Locate each line below that includes "Love" and reproduce it.

>>>>>

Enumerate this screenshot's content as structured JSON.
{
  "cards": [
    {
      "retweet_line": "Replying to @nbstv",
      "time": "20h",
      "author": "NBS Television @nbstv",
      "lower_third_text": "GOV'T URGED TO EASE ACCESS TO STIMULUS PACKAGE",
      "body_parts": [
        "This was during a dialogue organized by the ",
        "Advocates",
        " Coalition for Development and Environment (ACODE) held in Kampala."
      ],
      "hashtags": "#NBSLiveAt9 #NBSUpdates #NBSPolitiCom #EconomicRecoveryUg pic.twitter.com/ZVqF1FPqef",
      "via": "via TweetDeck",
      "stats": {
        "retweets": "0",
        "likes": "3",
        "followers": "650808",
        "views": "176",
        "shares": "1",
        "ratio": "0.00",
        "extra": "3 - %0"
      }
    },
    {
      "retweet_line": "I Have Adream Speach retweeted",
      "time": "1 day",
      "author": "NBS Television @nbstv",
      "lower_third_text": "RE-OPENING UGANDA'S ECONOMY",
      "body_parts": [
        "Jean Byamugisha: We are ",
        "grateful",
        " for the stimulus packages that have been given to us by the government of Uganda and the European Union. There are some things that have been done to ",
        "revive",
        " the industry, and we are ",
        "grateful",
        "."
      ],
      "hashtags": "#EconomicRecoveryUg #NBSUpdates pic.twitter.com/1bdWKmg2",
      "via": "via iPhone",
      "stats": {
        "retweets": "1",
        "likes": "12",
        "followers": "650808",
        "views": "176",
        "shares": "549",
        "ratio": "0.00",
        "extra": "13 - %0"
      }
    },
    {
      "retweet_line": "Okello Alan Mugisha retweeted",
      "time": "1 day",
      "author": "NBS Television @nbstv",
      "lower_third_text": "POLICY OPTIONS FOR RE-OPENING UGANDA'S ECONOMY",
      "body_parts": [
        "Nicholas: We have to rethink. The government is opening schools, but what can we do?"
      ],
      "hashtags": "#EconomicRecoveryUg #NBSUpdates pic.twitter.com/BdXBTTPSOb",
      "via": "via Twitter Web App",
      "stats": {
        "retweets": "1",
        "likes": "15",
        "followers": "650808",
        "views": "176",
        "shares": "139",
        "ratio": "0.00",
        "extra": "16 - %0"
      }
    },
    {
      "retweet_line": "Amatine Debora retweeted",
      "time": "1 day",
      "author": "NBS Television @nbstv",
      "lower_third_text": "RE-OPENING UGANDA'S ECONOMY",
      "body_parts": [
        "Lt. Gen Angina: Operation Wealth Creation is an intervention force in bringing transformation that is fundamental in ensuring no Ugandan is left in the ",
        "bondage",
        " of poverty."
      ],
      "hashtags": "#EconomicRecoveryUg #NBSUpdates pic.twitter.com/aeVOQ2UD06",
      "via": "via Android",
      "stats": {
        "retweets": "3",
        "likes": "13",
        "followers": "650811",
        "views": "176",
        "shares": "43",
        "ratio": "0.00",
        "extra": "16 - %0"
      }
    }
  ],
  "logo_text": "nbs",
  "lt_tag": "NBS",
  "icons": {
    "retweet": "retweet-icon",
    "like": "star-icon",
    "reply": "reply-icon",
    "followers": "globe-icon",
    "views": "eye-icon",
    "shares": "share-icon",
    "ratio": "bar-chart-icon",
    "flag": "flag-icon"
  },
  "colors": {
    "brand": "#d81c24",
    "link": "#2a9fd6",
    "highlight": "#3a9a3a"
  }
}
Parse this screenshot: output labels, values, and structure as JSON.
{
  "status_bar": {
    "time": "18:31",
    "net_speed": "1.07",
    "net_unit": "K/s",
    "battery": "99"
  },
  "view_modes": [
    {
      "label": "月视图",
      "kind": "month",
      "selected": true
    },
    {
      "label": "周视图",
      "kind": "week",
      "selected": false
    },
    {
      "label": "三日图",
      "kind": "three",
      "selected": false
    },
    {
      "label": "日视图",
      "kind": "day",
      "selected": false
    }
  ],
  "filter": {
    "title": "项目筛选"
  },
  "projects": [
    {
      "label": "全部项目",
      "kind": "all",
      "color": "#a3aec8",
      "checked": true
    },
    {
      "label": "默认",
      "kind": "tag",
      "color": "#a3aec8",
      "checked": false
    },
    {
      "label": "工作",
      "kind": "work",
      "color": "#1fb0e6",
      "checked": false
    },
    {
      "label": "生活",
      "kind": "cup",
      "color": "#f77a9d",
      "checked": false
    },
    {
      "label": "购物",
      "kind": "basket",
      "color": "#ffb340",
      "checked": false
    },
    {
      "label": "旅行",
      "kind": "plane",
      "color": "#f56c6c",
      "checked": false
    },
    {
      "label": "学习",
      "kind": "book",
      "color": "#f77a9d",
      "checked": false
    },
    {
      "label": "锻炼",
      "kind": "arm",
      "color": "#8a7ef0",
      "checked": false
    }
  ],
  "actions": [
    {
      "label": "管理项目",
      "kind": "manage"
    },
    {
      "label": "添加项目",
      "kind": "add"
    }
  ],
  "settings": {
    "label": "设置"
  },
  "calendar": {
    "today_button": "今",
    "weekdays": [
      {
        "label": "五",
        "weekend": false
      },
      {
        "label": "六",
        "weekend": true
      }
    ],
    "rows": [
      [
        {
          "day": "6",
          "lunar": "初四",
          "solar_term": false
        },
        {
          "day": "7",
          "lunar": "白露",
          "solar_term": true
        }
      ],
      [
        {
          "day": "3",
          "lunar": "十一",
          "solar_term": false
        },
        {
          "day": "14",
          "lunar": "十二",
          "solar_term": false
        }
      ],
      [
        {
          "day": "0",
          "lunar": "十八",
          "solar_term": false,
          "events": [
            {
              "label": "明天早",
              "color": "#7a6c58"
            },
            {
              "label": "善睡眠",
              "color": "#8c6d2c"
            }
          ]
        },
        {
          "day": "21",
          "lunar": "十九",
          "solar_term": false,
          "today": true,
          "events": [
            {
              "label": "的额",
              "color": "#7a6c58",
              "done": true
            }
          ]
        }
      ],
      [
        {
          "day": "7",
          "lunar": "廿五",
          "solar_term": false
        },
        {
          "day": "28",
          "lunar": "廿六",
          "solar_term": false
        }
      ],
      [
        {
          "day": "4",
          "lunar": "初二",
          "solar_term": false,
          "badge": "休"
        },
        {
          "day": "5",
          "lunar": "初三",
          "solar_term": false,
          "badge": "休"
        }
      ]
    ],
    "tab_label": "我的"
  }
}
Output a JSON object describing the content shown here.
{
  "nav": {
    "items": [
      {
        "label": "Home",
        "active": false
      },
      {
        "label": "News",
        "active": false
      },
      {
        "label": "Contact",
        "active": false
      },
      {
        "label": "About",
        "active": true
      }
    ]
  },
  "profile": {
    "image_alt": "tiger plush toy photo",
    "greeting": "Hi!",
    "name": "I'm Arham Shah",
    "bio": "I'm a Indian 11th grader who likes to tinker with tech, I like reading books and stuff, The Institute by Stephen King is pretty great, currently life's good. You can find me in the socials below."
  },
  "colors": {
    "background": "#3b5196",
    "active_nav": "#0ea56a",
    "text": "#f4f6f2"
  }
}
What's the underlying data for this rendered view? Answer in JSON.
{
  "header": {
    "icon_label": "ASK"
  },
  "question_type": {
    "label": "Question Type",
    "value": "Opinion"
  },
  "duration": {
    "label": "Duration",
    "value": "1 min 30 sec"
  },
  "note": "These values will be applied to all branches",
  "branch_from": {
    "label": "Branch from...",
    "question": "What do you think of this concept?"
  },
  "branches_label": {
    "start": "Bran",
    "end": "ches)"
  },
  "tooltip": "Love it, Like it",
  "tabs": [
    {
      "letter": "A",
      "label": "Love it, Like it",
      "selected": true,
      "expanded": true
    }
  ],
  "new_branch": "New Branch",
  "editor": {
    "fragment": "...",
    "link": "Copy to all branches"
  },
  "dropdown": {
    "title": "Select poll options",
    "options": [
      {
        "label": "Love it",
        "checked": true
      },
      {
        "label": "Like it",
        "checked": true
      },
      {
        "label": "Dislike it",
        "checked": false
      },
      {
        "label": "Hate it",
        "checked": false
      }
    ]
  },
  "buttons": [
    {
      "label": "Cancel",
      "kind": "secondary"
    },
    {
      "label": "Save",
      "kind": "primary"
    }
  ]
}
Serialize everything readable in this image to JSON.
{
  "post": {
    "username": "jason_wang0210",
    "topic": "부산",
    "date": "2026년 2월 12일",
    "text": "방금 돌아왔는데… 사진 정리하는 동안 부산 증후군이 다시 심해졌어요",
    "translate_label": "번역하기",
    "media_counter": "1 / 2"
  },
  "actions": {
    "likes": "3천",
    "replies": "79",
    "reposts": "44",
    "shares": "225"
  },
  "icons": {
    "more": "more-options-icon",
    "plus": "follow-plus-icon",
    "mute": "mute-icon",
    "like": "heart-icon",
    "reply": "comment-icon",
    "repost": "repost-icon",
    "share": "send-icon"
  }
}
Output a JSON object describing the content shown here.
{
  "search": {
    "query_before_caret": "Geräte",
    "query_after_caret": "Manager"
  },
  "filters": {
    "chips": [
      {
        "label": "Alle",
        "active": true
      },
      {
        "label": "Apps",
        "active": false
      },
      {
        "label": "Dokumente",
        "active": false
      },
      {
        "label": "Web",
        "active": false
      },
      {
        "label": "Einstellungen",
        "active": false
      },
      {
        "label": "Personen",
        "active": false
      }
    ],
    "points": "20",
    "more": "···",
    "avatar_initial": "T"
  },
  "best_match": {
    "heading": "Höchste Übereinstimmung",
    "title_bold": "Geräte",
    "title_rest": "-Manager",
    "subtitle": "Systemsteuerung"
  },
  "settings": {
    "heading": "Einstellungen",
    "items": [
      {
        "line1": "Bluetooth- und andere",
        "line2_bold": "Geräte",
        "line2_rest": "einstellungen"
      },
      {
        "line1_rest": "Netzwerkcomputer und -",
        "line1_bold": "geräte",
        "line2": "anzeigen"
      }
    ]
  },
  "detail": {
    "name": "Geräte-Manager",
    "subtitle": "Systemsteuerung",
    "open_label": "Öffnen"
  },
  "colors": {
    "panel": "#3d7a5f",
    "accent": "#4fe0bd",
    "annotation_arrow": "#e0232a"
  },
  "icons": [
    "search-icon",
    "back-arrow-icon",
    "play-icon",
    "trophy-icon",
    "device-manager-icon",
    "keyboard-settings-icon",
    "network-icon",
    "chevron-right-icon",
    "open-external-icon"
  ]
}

<<<<<

• Full answer:
  "tooltip": "Love it, Like it",
      "label": "Love it, Like it",
        "label": "Love it",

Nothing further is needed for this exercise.